Copy down all of the data underneath, exactly as shown.
◇ ◇ ◇ ◇ ◇
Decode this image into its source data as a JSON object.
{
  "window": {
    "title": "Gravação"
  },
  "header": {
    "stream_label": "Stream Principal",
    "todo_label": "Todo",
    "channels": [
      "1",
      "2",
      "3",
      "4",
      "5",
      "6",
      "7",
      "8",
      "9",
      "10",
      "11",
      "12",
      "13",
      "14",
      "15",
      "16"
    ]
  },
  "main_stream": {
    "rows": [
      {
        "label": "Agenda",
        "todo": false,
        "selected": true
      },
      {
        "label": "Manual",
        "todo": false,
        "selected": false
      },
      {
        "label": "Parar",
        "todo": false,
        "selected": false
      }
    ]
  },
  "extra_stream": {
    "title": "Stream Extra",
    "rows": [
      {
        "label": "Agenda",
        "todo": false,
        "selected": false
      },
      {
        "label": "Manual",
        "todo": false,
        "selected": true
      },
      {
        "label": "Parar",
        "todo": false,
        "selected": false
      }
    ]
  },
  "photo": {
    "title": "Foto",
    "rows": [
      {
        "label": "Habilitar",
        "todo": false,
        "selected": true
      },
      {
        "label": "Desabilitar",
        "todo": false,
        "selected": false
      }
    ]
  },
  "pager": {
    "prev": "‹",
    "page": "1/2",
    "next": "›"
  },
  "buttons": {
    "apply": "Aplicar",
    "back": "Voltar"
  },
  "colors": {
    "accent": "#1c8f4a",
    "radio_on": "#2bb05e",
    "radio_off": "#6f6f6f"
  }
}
◇ ◇ ◇ ◇ ◇
Solution.
Decode this image into its source data as a JSON object.
{
  "window": {
    "title": "Gravação"
  },
  "header": {
    "stream_label": "Stream Principal",
    "todo_label": "Todo",
    "channels": [
      "1",
      "2",
      "3",
      "4",
      "5",
      "6",
      "7",
      "8",
      "9",
      "10",
      "11",
      "12",
      "13",
      "14",
      "15",
      "16"
    ]
  },
  "main_stream": {
    "rows": [
      {
        "label": "Agenda",
        "todo": false,
        "selected": true
      },
      {
        "label": "Manual",
        "todo": false,
        "selected": false
      },
      {
        "label": "Parar",
        "todo": false,
        "selected": false
      }
    ]
  },
  "extra_stream": {
    "title": "Stream Extra",
    "rows": [
      {
        "label": "Agenda",
        "todo": false,
        "selected": false
      },
      {
        "label": "Manual",
        "todo": false,
        "selected": true
      },
      {
        "label": "Parar",
        "todo": false,
        "selected": false
      }
    ]
  },
  "photo": {
    "title": "Foto",
    "rows": [
      {
        "label": "Habilitar",
        "todo": false,
        "selected": true
      },
      {
        "label": "Desabilitar",
        "todo": false,
        "selected": false
      }
    ]
  },
  "pager": {
    "prev": "‹",
    "page": "1/2",
    "next": "›"
  },
  "buttons": {
    "apply": "Aplicar",
    "back": "Voltar"
  },
  "colors": {
    "accent": "#1c8f4a",
    "radio_on": "#2bb05e",
    "radio_off": "#6f6f6f"
  }
}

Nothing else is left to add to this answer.